Aim: Below is a set of records; print all of them exactly as written.

Records shown:

# # # # # # #

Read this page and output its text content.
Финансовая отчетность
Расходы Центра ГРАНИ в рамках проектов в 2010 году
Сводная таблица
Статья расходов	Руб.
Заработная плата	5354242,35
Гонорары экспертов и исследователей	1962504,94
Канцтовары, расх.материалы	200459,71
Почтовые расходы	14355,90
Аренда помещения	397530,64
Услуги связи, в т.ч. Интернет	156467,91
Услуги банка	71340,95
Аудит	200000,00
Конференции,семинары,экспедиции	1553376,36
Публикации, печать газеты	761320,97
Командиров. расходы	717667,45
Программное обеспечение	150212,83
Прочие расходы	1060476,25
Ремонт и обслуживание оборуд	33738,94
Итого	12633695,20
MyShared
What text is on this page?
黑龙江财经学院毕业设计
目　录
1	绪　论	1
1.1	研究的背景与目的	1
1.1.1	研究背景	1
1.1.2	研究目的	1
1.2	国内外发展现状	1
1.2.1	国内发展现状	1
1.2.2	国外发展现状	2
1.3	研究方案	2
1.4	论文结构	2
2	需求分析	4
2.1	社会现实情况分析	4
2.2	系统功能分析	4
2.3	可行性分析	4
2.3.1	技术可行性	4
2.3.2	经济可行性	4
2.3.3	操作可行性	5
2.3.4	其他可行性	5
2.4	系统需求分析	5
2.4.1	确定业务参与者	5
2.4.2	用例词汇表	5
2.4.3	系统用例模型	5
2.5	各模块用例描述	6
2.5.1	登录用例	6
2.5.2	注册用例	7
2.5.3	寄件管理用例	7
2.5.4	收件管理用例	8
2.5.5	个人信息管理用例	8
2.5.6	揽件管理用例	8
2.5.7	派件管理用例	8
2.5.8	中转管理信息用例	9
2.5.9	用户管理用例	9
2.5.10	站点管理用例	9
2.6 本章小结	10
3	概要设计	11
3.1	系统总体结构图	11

# # # # # # #

Solution to this task:
Read this page and output its text content.
Финансовая отчетность
Расходы Центра ГРАНИ в рамках проектов в 2010 году
Сводная таблица
Статья расходов	Руб.
Заработная плата	5354242,35
Гонорары экспертов и исследователей	1962504,94
Канцтовары, расх.материалы	200459,71
Почтовые расходы	14355,90
Аренда помещения	397530,64
Услуги связи, в т.ч. Интернет	156467,91
Услуги банка	71340,95
Аудит	200000,00
Конференции,семинары,экспедиции	1553376,36
Публикации, печать газеты	761320,97
Командиров. расходы	717667,45
Программное обеспечение	150212,83
Прочие расходы	1060476,25
Ремонт и обслуживание оборуд	33738,94
Итого	12633695,20
MyShared
What text is on this page?
黑龙江财经学院毕业设计
目　录
1	绪　论	1
1.1	研究的背景与目的	1
1.1.1	研究背景	1
1.1.2	研究目的	1
1.2	国内外发展现状	1
1.2.1	国内发展现状	1
1.2.2	国外发展现状	2
1.3	研究方案	2
1.4	论文结构	2
2	需求分析	4
2.1	社会现实情况分析	4
2.2	系统功能分析	4
2.3	可行性分析	4
2.3.1	技术可行性	4
2.3.2	经济可行性	4
2.3.3	操作可行性	5
2.3.4	其他可行性	5
2.4	系统需求分析	5
2.4.1	确定业务参与者	5
2.4.2	用例词汇表	5
2.4.3	系统用例模型	5
2.5	各模块用例描述	6
2.5.1	登录用例	6
2.5.2	注册用例	7
2.5.3	寄件管理用例	7
2.5.4	收件管理用例	8
2.5.5	个人信息管理用例	8
2.5.6	揽件管理用例	8
2.5.7	派件管理用例	8
2.5.8	中转管理信息用例	9
2.5.9	用户管理用例	9
2.5.10	站点管理用例	9
2.6 本章小结	10
3	概要设计	11
3.1	系统总体结构图	11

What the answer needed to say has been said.